What to produce: Search the listing below for the string "sesión" and copy every line where it occurs.

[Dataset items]
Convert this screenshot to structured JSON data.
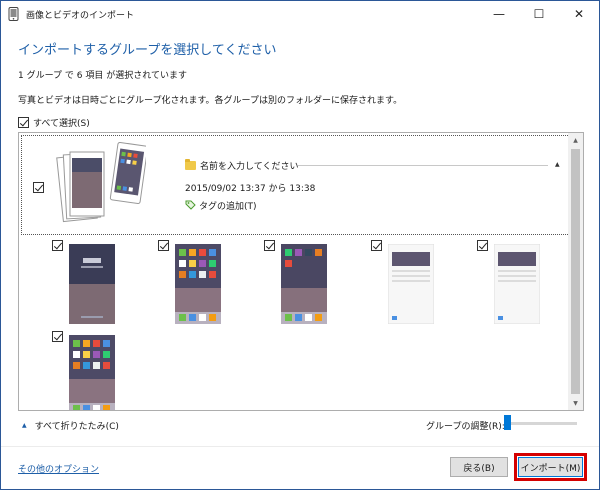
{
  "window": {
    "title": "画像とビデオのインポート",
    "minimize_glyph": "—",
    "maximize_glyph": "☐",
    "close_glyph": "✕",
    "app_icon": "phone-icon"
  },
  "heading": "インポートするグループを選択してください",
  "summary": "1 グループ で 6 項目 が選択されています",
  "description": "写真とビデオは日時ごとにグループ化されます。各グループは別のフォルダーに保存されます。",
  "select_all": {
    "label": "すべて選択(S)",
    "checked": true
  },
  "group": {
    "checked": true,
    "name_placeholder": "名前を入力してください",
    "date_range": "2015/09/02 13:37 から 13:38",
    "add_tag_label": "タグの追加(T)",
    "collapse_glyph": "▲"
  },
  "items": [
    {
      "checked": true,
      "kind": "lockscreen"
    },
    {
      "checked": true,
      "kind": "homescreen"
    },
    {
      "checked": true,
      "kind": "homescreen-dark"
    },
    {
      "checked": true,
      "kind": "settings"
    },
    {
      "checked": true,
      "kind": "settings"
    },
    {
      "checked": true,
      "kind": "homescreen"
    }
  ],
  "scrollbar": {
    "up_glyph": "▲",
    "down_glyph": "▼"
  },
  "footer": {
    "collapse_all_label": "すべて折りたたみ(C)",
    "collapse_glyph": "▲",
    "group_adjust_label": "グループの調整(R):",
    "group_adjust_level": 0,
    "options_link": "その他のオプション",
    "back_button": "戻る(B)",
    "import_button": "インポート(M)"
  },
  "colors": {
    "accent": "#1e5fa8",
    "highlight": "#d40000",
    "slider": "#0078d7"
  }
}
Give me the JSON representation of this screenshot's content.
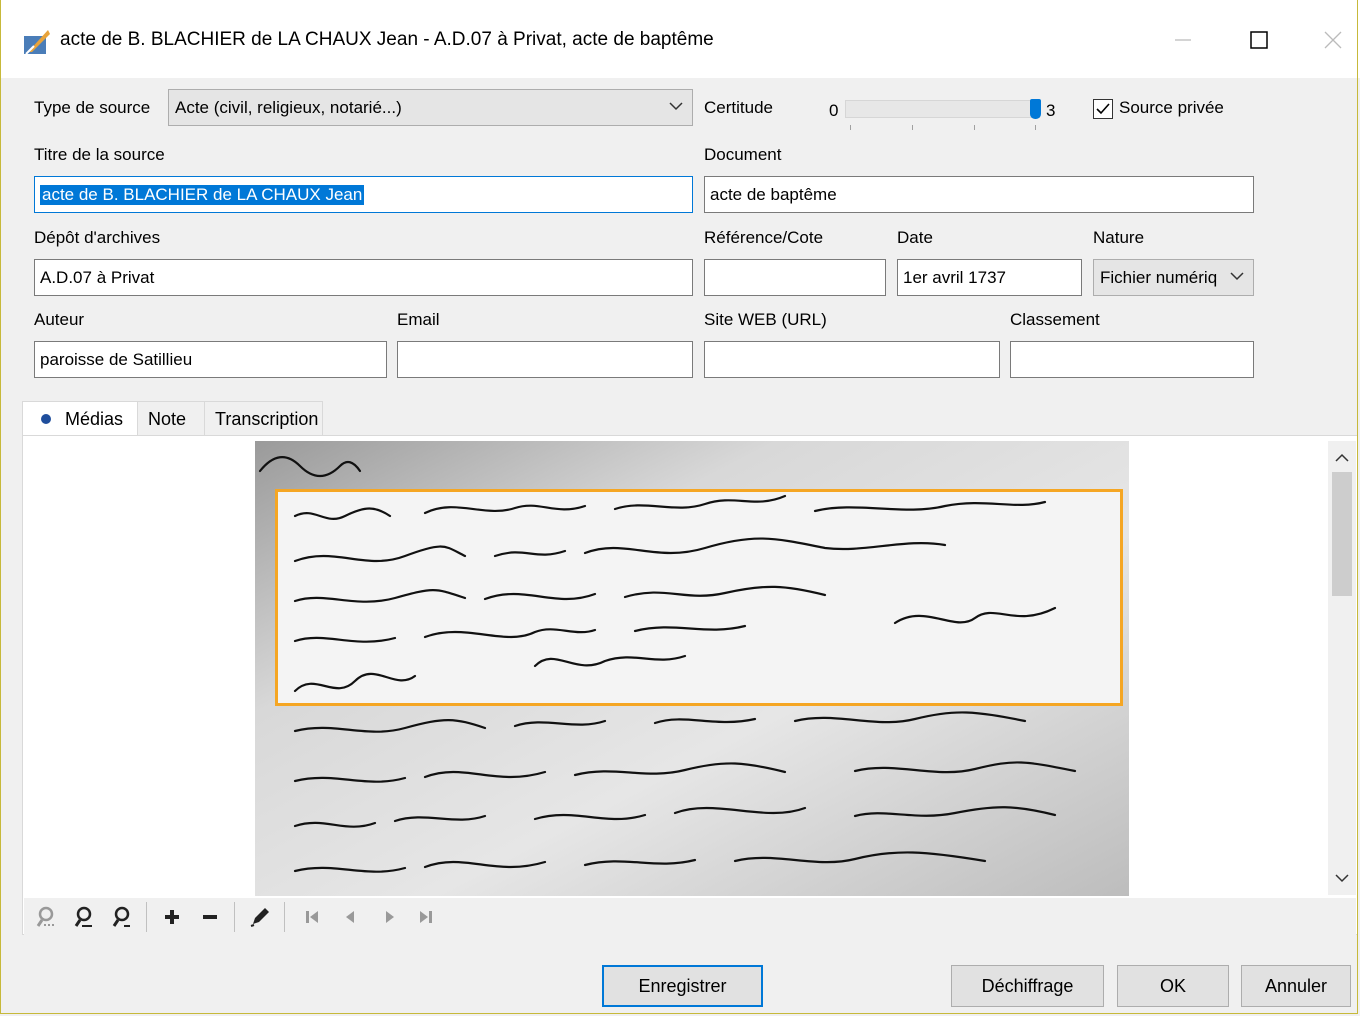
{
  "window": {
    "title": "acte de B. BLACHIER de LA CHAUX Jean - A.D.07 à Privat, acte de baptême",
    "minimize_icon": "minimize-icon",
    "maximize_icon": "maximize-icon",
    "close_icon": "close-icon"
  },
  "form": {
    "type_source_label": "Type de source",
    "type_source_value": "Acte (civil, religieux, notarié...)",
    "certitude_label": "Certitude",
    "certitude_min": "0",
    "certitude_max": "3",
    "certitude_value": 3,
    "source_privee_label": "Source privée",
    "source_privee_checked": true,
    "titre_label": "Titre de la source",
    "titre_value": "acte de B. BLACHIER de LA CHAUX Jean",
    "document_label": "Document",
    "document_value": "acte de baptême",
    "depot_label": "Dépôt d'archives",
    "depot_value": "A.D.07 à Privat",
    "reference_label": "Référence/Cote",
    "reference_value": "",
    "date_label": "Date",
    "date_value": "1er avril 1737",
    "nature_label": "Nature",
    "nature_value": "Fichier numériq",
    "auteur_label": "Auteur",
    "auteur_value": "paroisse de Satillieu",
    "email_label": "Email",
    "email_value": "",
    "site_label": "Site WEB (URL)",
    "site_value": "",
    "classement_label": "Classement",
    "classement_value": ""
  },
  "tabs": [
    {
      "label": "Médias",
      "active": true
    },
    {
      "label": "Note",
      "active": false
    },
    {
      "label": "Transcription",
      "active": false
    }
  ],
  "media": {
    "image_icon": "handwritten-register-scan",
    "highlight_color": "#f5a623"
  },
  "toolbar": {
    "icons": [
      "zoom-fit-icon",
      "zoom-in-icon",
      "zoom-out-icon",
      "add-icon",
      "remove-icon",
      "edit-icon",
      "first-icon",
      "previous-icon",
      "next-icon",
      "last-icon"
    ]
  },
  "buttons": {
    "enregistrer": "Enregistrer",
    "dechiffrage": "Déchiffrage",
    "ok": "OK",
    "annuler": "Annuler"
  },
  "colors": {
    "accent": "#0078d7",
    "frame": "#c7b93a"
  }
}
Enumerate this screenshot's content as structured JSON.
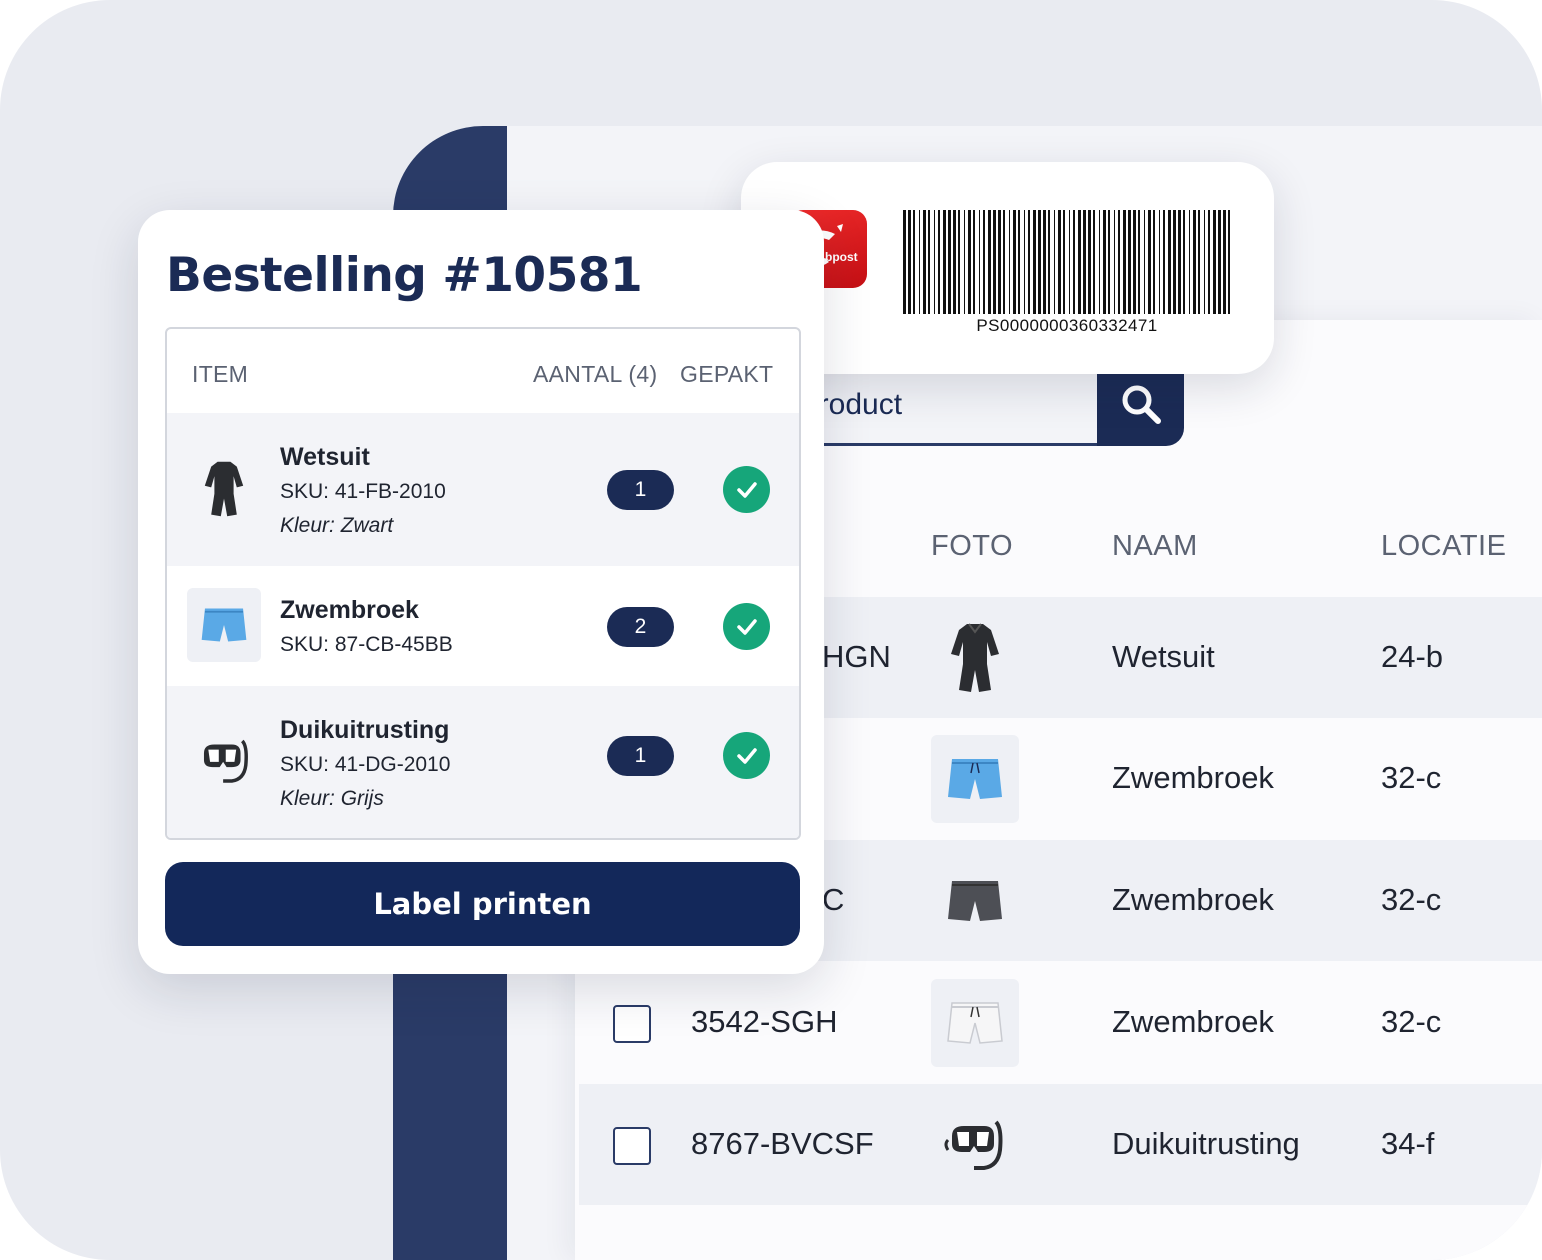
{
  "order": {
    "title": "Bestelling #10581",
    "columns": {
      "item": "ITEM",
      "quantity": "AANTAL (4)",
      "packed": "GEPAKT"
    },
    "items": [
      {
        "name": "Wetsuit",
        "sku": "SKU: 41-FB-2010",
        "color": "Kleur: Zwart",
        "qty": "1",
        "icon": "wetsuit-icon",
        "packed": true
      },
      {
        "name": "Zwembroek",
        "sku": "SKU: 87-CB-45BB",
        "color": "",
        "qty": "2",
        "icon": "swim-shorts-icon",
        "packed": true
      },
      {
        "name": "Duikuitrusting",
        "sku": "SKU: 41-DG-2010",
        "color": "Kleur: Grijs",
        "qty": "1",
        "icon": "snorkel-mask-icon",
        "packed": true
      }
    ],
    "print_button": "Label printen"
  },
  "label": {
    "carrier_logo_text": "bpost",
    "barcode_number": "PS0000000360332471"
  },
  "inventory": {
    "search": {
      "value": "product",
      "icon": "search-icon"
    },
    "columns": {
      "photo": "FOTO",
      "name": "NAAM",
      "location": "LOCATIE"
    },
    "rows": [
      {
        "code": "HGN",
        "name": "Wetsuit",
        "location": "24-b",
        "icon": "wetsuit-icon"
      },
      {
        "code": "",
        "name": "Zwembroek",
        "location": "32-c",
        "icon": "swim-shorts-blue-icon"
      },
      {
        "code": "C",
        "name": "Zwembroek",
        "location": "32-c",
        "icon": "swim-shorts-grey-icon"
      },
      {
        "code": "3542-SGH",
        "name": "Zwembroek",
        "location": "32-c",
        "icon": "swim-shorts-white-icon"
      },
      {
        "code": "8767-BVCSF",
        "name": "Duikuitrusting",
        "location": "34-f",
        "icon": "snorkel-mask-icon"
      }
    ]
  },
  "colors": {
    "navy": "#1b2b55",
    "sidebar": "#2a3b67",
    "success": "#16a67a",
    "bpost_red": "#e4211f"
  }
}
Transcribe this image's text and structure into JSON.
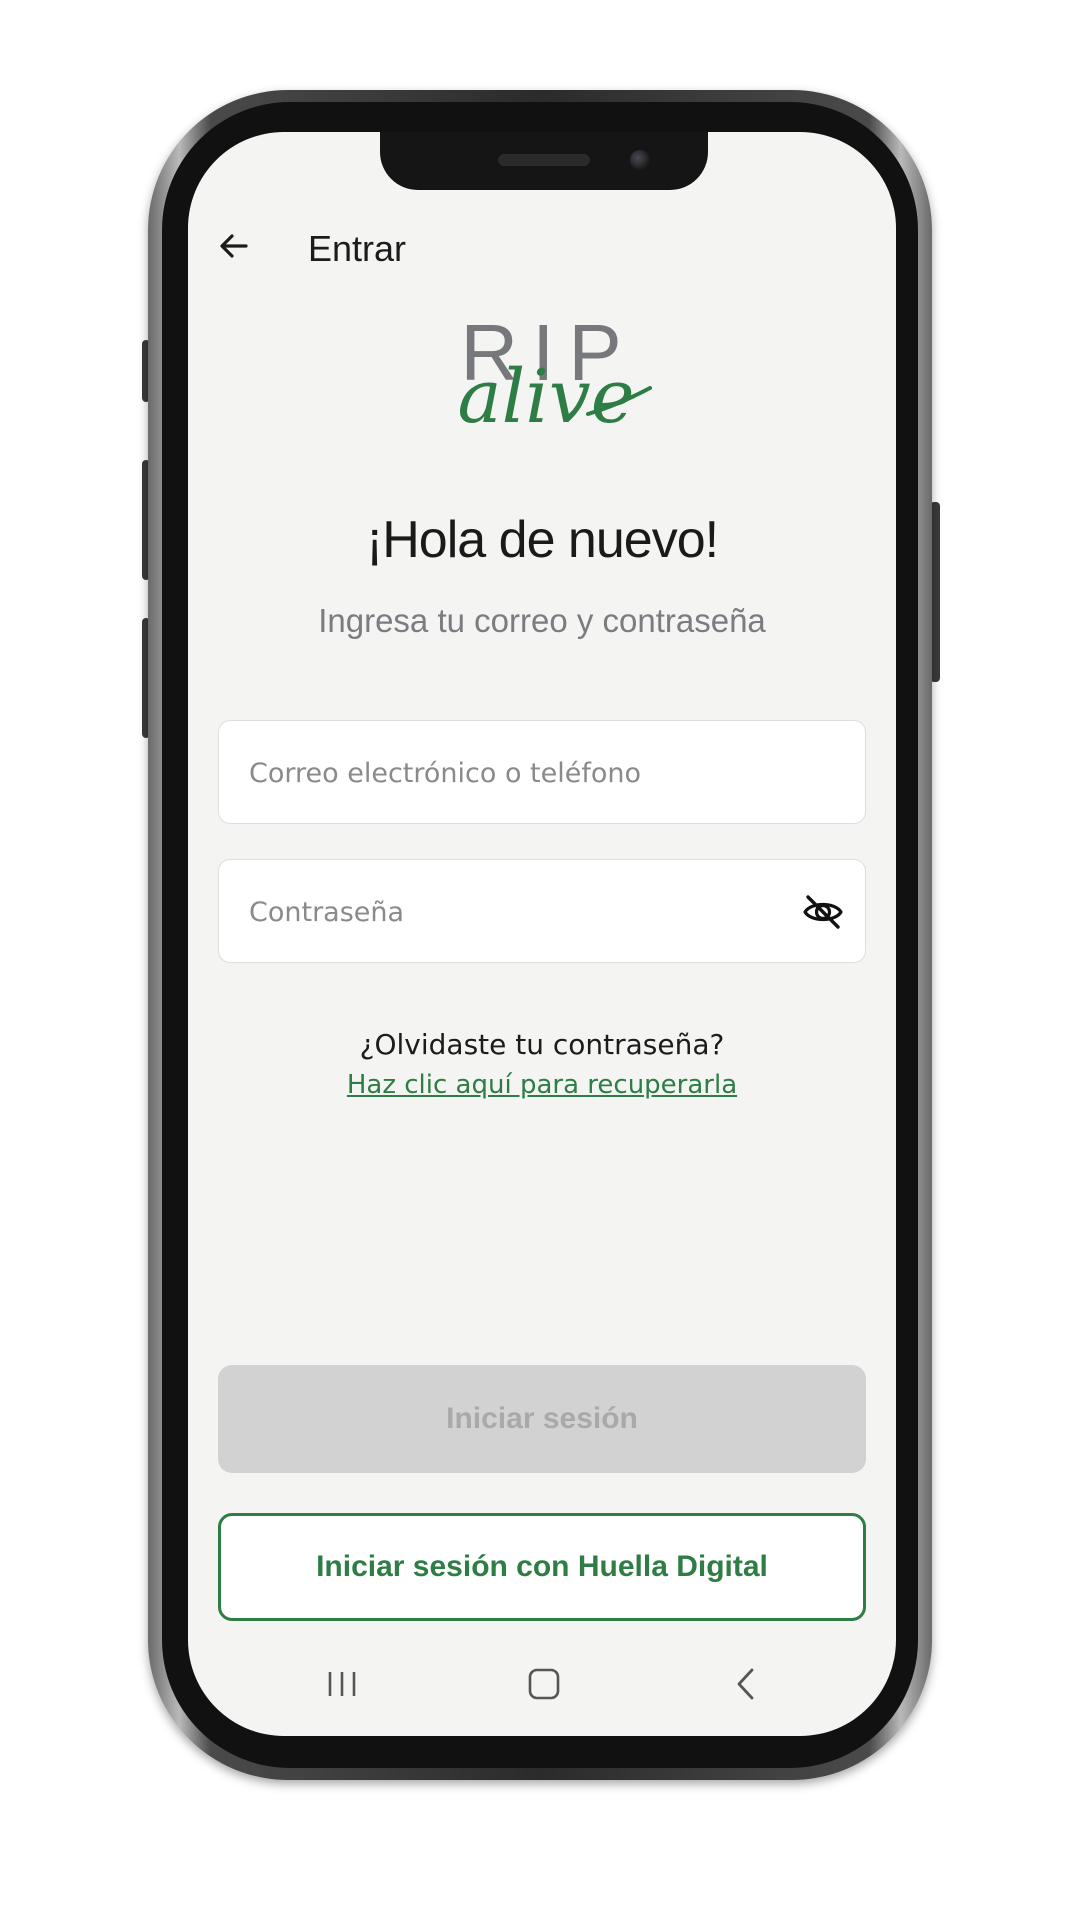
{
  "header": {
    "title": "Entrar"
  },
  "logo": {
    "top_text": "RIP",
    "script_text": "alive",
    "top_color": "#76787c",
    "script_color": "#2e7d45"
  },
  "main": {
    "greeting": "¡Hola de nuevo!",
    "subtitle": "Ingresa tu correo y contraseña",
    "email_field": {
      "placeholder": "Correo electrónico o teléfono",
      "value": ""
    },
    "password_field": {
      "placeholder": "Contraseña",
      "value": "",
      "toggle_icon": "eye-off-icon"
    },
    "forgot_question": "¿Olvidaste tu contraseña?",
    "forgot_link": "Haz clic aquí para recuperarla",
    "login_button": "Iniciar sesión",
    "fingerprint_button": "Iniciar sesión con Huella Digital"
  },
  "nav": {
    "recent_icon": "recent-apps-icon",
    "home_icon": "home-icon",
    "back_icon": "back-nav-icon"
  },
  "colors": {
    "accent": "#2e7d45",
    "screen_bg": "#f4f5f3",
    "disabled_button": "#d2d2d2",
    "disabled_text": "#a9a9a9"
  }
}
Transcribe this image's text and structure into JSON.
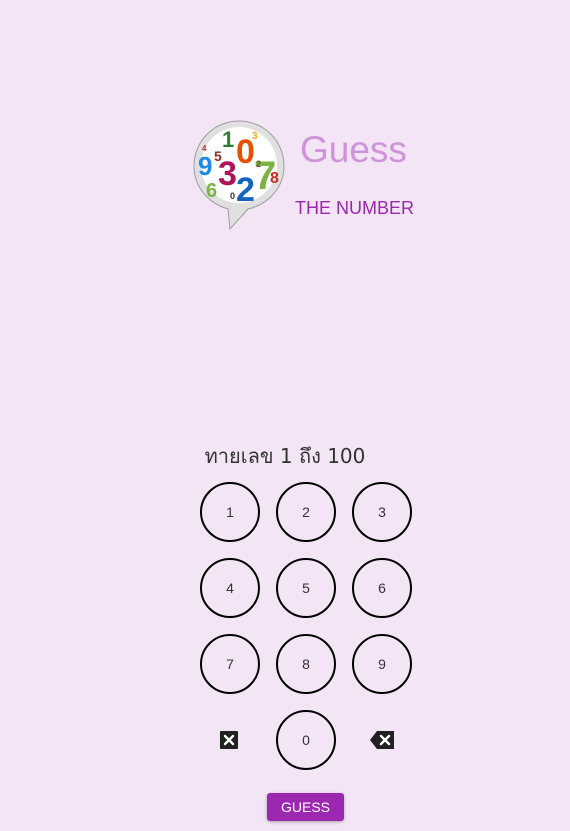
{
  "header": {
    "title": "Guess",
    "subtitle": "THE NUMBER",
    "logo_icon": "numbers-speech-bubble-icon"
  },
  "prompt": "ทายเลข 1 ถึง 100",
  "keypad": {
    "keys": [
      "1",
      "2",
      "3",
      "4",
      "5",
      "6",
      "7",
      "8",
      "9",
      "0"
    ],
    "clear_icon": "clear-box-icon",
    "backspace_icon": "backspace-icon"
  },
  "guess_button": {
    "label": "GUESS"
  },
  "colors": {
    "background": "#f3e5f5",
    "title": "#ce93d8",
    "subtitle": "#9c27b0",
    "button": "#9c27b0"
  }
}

Output for this task:
    "login_button": "Iniciar sesión",
    "fingerprint_button": "Iniciar sesión con Huella Digital"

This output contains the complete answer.